Exercise brief: Look through the material below. Copy each line that contains the string "variable".

Input records:
━━━

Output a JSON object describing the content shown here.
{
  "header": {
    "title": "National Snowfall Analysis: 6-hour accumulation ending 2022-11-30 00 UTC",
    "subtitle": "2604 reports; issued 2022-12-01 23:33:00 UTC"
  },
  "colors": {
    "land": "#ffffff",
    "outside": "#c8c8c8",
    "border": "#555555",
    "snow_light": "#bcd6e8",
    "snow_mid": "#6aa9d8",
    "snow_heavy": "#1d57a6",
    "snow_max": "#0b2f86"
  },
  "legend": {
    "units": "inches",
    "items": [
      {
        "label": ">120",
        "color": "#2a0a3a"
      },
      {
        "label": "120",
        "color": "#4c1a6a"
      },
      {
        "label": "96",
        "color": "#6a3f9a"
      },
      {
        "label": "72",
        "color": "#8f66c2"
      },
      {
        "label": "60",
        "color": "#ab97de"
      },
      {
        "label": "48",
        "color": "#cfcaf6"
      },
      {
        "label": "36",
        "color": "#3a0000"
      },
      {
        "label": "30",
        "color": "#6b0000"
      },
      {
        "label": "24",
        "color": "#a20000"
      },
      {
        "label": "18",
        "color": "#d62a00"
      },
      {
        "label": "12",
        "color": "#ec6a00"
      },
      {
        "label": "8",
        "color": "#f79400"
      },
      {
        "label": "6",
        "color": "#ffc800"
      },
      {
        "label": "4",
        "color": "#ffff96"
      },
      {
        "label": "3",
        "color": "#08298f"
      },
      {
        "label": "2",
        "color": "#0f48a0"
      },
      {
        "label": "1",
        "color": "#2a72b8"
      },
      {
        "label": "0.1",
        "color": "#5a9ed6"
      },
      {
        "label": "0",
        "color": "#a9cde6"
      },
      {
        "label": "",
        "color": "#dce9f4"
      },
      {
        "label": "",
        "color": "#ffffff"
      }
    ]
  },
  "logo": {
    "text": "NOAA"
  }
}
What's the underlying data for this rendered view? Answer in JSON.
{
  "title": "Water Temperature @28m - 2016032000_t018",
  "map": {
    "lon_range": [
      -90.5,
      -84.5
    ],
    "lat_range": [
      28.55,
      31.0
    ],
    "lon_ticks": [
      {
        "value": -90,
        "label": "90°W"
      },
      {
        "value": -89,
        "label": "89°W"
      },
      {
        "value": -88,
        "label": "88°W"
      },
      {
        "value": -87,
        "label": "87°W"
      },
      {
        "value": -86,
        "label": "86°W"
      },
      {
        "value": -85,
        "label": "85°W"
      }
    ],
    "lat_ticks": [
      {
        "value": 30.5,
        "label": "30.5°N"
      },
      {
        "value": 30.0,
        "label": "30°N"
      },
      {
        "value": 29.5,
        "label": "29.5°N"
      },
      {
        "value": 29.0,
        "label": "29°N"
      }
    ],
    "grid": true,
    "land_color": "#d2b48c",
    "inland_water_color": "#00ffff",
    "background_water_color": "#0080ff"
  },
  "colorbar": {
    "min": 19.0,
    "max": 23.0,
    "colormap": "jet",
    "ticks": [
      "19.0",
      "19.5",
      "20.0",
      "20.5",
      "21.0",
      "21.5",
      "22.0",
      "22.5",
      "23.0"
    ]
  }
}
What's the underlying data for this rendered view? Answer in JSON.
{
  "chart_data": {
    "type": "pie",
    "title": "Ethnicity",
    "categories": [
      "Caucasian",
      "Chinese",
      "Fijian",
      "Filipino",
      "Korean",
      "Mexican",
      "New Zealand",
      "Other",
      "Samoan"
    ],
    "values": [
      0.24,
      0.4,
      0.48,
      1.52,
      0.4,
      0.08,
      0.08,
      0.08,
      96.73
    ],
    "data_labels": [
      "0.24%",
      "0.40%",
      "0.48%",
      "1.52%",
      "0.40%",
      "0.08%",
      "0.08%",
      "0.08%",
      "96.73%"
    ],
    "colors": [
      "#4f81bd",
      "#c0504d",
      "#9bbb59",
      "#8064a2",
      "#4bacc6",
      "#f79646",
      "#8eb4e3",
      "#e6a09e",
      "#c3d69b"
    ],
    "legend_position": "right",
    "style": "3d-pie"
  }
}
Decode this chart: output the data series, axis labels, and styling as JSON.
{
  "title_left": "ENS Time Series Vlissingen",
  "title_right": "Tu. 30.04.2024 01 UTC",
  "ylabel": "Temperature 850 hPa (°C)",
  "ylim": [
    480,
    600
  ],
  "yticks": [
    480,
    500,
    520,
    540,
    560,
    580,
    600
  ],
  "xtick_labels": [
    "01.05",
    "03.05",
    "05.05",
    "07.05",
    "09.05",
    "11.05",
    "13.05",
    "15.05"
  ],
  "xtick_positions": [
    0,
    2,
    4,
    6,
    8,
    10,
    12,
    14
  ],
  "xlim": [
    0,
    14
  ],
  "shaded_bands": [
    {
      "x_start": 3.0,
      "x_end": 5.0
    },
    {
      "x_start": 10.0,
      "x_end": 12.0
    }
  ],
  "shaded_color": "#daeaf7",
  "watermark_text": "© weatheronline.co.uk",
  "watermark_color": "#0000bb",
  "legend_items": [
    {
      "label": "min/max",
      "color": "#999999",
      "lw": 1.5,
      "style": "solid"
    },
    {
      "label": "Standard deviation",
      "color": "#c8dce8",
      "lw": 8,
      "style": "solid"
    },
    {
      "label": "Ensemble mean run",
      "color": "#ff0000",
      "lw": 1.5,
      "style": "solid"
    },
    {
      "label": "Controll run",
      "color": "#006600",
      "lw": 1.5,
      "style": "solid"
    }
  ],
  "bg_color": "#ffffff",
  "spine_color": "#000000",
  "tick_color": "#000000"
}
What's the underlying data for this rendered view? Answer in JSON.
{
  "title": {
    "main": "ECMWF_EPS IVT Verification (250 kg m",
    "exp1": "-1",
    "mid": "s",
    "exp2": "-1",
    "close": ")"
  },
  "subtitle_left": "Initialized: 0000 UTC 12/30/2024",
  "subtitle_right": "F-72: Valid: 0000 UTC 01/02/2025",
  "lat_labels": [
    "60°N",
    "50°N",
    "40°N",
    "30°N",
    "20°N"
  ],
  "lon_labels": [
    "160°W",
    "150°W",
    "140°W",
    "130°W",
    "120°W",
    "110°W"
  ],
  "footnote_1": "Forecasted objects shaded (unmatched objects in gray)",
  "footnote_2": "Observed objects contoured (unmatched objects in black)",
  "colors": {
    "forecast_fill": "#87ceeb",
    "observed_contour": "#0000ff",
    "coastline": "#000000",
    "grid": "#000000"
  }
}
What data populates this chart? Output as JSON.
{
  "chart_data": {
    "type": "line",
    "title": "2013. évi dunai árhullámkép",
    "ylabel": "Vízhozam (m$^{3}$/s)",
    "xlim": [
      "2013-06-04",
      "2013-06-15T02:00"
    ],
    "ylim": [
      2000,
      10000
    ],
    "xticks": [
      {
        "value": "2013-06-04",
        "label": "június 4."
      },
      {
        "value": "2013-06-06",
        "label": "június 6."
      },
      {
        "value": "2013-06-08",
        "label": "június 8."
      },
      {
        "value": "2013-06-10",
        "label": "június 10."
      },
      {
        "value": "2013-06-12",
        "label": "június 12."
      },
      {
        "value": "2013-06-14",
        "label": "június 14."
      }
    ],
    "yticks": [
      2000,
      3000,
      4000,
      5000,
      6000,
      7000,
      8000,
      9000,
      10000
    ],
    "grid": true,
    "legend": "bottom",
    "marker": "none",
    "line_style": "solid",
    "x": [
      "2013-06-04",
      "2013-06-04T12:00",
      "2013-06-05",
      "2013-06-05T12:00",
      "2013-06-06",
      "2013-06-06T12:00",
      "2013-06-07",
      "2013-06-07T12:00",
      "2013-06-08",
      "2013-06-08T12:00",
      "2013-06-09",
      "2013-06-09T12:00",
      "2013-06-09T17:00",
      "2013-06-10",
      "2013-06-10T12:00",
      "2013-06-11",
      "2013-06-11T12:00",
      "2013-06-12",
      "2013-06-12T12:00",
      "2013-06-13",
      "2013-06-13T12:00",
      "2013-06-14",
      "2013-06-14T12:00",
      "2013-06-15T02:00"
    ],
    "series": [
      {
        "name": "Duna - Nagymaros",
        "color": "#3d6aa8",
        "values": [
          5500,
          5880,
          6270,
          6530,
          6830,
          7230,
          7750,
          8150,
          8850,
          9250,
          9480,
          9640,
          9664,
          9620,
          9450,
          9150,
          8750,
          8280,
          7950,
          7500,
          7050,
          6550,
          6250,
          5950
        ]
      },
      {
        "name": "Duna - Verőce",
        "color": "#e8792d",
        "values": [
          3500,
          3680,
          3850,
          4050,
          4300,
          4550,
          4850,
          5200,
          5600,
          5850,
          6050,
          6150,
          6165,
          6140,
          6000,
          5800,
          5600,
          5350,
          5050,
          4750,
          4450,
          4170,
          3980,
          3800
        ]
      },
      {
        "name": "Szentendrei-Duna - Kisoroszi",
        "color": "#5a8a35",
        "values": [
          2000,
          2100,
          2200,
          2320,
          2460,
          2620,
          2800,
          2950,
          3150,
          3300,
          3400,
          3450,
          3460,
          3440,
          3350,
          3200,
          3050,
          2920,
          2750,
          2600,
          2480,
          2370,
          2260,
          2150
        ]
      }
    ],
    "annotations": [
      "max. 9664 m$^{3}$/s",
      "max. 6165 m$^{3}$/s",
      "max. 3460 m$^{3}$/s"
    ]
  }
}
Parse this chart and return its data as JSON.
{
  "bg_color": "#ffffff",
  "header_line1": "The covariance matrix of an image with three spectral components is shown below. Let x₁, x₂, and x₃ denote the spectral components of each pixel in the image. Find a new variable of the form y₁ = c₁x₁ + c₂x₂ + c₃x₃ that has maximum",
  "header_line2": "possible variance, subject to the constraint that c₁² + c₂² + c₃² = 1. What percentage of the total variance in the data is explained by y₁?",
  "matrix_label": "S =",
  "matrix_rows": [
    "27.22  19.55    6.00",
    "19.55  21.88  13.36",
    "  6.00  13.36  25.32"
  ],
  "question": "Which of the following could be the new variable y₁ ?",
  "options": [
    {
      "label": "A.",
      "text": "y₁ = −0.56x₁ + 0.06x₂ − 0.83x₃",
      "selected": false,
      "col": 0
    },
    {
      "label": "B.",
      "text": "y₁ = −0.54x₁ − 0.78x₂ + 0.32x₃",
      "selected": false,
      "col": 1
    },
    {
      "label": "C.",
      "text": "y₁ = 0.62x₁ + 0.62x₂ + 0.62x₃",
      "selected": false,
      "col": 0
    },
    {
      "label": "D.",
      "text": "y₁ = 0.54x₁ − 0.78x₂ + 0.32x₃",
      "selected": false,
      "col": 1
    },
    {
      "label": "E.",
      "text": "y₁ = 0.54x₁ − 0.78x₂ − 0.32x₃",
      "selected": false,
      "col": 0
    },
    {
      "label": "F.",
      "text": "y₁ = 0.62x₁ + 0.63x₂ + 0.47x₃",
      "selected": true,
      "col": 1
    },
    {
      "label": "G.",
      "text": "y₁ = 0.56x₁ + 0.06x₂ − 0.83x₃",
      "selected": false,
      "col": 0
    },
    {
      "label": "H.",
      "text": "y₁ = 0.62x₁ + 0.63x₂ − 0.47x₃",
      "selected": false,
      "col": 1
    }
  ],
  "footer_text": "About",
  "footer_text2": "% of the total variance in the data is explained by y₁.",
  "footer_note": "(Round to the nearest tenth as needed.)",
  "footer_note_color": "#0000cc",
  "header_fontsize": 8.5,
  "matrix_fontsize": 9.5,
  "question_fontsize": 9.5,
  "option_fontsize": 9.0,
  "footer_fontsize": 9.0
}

━━━

Result of the task:
  "header_line1": "The covariance matrix of an image with three spectral components is shown below. Let x₁, x₂, and x₃ denote the spectral components of each pixel in the image. Find a new variable of the form y₁ = c₁x₁ + c₂x₂ + c₃x₃ that has maximum",
  "question": "Which of the following could be the new variable y₁ ?",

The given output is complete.